## Data listing
================
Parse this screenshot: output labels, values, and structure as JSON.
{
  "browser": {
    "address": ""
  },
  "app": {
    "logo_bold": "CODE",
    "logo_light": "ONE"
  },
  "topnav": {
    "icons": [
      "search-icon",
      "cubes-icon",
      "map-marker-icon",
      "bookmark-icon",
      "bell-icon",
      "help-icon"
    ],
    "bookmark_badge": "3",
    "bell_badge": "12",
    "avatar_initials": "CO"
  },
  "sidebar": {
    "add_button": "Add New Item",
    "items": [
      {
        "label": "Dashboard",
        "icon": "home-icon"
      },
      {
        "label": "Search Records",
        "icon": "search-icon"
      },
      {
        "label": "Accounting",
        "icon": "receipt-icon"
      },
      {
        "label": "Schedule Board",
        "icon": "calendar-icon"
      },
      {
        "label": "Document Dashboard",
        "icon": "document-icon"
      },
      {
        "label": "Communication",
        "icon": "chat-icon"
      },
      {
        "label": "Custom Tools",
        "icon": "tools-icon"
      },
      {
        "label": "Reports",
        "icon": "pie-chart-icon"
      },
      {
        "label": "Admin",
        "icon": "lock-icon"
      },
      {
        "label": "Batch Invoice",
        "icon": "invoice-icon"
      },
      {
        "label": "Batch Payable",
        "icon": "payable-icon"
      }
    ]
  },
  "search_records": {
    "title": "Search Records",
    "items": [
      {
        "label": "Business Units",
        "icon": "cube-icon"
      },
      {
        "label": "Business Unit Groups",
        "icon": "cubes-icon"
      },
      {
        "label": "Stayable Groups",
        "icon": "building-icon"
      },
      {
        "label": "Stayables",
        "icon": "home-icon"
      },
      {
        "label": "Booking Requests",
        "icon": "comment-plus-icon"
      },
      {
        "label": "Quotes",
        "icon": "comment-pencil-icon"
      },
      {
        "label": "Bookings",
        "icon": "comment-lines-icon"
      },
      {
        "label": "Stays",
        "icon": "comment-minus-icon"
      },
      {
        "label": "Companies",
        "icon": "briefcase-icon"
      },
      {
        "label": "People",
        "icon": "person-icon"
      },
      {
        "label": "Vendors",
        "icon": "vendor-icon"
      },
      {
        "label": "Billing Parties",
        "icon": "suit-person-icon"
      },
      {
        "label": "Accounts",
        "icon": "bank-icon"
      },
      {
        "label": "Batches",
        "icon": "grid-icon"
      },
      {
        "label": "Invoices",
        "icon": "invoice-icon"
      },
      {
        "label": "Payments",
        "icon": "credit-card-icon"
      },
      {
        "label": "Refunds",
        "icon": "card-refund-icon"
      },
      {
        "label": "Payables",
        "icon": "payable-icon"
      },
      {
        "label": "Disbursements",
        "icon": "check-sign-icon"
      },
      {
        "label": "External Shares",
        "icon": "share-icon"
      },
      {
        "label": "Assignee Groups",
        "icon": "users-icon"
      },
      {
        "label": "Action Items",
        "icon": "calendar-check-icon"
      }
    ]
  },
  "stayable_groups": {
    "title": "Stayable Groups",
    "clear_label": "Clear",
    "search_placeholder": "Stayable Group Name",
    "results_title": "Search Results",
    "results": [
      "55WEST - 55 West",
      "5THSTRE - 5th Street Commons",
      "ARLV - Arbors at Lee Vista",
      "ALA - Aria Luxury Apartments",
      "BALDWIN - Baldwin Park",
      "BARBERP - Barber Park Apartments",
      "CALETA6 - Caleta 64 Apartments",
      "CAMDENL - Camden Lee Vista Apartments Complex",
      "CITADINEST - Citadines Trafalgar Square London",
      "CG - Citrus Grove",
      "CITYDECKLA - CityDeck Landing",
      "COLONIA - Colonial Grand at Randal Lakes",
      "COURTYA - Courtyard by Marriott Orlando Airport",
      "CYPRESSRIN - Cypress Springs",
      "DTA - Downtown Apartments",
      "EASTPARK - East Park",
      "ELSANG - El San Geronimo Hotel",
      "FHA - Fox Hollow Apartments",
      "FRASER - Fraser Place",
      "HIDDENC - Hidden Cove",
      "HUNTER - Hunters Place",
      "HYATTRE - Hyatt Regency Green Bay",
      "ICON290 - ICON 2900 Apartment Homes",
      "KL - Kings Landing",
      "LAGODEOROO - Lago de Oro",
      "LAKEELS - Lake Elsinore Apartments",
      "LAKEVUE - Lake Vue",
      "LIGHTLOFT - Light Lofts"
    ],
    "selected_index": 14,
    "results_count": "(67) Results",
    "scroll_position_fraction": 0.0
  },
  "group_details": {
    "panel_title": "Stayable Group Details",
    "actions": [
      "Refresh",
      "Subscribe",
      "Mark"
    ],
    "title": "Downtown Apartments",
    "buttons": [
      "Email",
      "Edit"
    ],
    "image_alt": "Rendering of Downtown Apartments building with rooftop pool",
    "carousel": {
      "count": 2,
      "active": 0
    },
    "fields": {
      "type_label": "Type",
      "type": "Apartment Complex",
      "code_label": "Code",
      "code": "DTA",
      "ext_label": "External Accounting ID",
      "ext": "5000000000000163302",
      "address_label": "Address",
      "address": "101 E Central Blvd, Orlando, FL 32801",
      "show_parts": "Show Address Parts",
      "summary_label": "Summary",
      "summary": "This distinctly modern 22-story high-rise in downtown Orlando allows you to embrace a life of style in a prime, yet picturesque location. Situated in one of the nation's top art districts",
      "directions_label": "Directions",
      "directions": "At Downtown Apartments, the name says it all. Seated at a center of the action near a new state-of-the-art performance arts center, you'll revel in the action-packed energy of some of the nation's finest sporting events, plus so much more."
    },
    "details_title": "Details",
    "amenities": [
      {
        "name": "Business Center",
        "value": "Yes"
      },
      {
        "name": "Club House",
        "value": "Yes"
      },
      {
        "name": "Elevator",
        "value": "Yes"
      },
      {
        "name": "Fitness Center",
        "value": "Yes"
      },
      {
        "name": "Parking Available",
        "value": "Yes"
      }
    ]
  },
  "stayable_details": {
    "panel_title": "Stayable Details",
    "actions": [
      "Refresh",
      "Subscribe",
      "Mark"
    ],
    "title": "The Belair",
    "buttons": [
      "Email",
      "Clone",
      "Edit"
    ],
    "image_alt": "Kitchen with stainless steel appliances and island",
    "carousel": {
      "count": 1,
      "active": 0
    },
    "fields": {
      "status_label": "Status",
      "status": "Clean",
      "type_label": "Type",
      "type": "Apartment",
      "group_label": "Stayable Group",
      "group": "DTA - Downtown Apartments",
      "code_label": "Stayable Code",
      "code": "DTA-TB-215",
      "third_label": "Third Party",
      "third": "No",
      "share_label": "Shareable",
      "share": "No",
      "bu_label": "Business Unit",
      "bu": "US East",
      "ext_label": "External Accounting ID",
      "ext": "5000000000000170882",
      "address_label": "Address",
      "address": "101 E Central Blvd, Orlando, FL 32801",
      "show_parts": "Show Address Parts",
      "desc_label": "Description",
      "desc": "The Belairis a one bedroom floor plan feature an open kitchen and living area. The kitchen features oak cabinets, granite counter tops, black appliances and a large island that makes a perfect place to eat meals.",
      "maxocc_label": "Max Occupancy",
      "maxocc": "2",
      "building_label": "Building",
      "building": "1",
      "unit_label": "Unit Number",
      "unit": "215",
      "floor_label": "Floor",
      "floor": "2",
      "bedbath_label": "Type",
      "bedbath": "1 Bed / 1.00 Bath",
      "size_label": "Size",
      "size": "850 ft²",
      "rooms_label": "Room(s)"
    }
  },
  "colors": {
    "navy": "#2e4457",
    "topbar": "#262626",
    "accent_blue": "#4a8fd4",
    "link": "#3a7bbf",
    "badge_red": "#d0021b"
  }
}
================
## Short problem
Each line of the listing should be copied exactly.

## Task result
Parse this screenshot: output labels, values, and structure as JSON.
{
  "browser": {
    "address": ""
  },
  "app": {
    "logo_bold": "CODE",
    "logo_light": "ONE"
  },
  "topnav": {
    "icons": [
      "search-icon",
      "cubes-icon",
      "map-marker-icon",
      "bookmark-icon",
      "bell-icon",
      "help-icon"
    ],
    "bookmark_badge": "3",
    "bell_badge": "12",
    "avatar_initials": "CO"
  },
  "sidebar": {
    "add_button": "Add New Item",
    "items": [
      {
        "label": "Dashboard",
        "icon": "home-icon"
      },
      {
        "label": "Search Records",
        "icon": "search-icon"
      },
      {
        "label": "Accounting",
        "icon": "receipt-icon"
      },
      {
        "label": "Schedule Board",
        "icon": "calendar-icon"
      },
      {
        "label": "Document Dashboard",
        "icon": "document-icon"
      },
      {
        "label": "Communication",
        "icon": "chat-icon"
      },
      {
        "label": "Custom Tools",
        "icon": "tools-icon"
      },
      {
        "label": "Reports",
        "icon": "pie-chart-icon"
      },
      {
        "label": "Admin",
        "icon": "lock-icon"
      },
      {
        "label": "Batch Invoice",
        "icon": "invoice-icon"
      },
      {
        "label": "Batch Payable",
        "icon": "payable-icon"
      }
    ]
  },
  "search_records": {
    "title": "Search Records",
    "items": [
      {
        "label": "Business Units",
        "icon": "cube-icon"
      },
      {
        "label": "Business Unit Groups",
        "icon": "cubes-icon"
      },
      {
        "label": "Stayable Groups",
        "icon": "building-icon"
      },
      {
        "label": "Stayables",
        "icon": "home-icon"
      },
      {
        "label": "Booking Requests",
        "icon": "comment-plus-icon"
      },
      {
        "label": "Quotes",
        "icon": "comment-pencil-icon"
      },
      {
        "label": "Bookings",
        "icon": "comment-lines-icon"
      },
      {
        "label": "Stays",
        "icon": "comment-minus-icon"
      },
      {
        "label": "Companies",
        "icon": "briefcase-icon"
      },
      {
        "label": "People",
        "icon": "person-icon"
      },
      {
        "label": "Vendors",
        "icon": "vendor-icon"
      },
      {
        "label": "Billing Parties",
        "icon": "suit-person-icon"
      },
      {
        "label": "Accounts",
        "icon": "bank-icon"
      },
      {
        "label": "Batches",
        "icon": "grid-icon"
      },
      {
        "label": "Invoices",
        "icon": "invoice-icon"
      },
      {
        "label": "Payments",
        "icon": "credit-card-icon"
      },
      {
        "label": "Refunds",
        "icon": "card-refund-icon"
      },
      {
        "label": "Payables",
        "icon": "payable-icon"
      },
      {
        "label": "Disbursements",
        "icon": "check-sign-icon"
      },
      {
        "label": "External Shares",
        "icon": "share-icon"
      },
      {
        "label": "Assignee Groups",
        "icon": "users-icon"
      },
      {
        "label": "Action Items",
        "icon": "calendar-check-icon"
      }
    ]
  },
  "stayable_groups": {
    "title": "Stayable Groups",
    "clear_label": "Clear",
    "search_placeholder": "Stayable Group Name",
    "results_title": "Search Results",
    "results": [
      "55WEST - 55 West",
      "5THSTRE - 5th Street Commons",
      "ARLV - Arbors at Lee Vista",
      "ALA - Aria Luxury Apartments",
      "BALDWIN - Baldwin Park",
      "BARBERP - Barber Park Apartments",
      "CALETA6 - Caleta 64 Apartments",
      "CAMDENL - Camden Lee Vista Apartments Complex",
      "CITADINEST - Citadines Trafalgar Square London",
      "CG - Citrus Grove",
      "CITYDECKLA - CityDeck Landing",
      "COLONIA - Colonial Grand at Randal Lakes",
      "COURTYA - Courtyard by Marriott Orlando Airport",
      "CYPRESSRIN - Cypress Springs",
      "DTA - Downtown Apartments",
      "EASTPARK - East Park",
      "ELSANG - El San Geronimo Hotel",
      "FHA - Fox Hollow Apartments",
      "FRASER - Fraser Place",
      "HIDDENC - Hidden Cove",
      "HUNTER - Hunters Place",
      "HYATTRE - Hyatt Regency Green Bay",
      "ICON290 - ICON 2900 Apartment Homes",
      "KL - Kings Landing",
      "LAGODEOROO - Lago de Oro",
      "LAKEELS - Lake Elsinore Apartments",
      "LAKEVUE - Lake Vue",
      "LIGHTLOFT - Light Lofts"
    ],
    "selected_index": 14,
    "results_count": "(67) Results",
    "scroll_position_fraction": 0.0
  },
  "group_details": {
    "panel_title": "Stayable Group Details",
    "actions": [
      "Refresh",
      "Subscribe",
      "Mark"
    ],
    "title": "Downtown Apartments",
    "buttons": [
      "Email",
      "Edit"
    ],
    "image_alt": "Rendering of Downtown Apartments building with rooftop pool",
    "carousel": {
      "count": 2,
      "active": 0
    },
    "fields": {
      "type_label": "Type",
      "type": "Apartment Complex",
      "code_label": "Code",
      "code": "DTA",
      "ext_label": "External Accounting ID",
      "ext": "5000000000000163302",
      "address_label": "Address",
      "address": "101 E Central Blvd, Orlando, FL 32801",
      "show_parts": "Show Address Parts",
      "summary_label": "Summary",
      "summary": "This distinctly modern 22-story high-rise in downtown Orlando allows you to embrace a life of style in a prime, yet picturesque location. Situated in one of the nation's top art districts",
      "directions_label": "Directions",
      "directions": "At Downtown Apartments, the name says it all. Seated at a center of the action near a new state-of-the-art performance arts center, you'll revel in the action-packed energy of some of the nation's finest sporting events, plus so much more."
    },
    "details_title": "Details",
    "amenities": [
      {
        "name": "Business Center",
        "value": "Yes"
      },
      {
        "name": "Club House",
        "value": "Yes"
      },
      {
        "name": "Elevator",
        "value": "Yes"
      },
      {
        "name": "Fitness Center",
        "value": "Yes"
      },
      {
        "name": "Parking Available",
        "value": "Yes"
      }
    ]
  },
  "stayable_details": {
    "panel_title": "Stayable Details",
    "actions": [
      "Refresh",
      "Subscribe",
      "Mark"
    ],
    "title": "The Belair",
    "buttons": [
      "Email",
      "Clone",
      "Edit"
    ],
    "image_alt": "Kitchen with stainless steel appliances and island",
    "carousel": {
      "count": 1,
      "active": 0
    },
    "fields": {
      "status_label": "Status",
      "status": "Clean",
      "type_label": "Type",
      "type": "Apartment",
      "group_label": "Stayable Group",
      "group": "DTA - Downtown Apartments",
      "code_label": "Stayable Code",
      "code": "DTA-TB-215",
      "third_label": "Third Party",
      "third": "No",
      "share_label": "Shareable",
      "share": "No",
      "bu_label": "Business Unit",
      "bu": "US East",
      "ext_label": "External Accounting ID",
      "ext": "5000000000000170882",
      "address_label": "Address",
      "address": "101 E Central Blvd, Orlando, FL 32801",
      "show_parts": "Show Address Parts",
      "desc_label": "Description",
      "desc": "The Belairis a one bedroom floor plan feature an open kitchen and living area. The kitchen features oak cabinets, granite counter tops, black appliances and a large island that makes a perfect place to eat meals.",
      "maxocc_label": "Max Occupancy",
      "maxocc": "2",
      "building_label": "Building",
      "building": "1",
      "unit_label": "Unit Number",
      "unit": "215",
      "floor_label": "Floor",
      "floor": "2",
      "bedbath_label": "Type",
      "bedbath": "1 Bed / 1.00 Bath",
      "size_label": "Size",
      "size": "850 ft²",
      "rooms_label": "Room(s)"
    }
  },
  "colors": {
    "navy": "#2e4457",
    "topbar": "#262626",
    "accent_blue": "#4a8fd4",
    "link": "#3a7bbf",
    "badge_red": "#d0021b"
  }
}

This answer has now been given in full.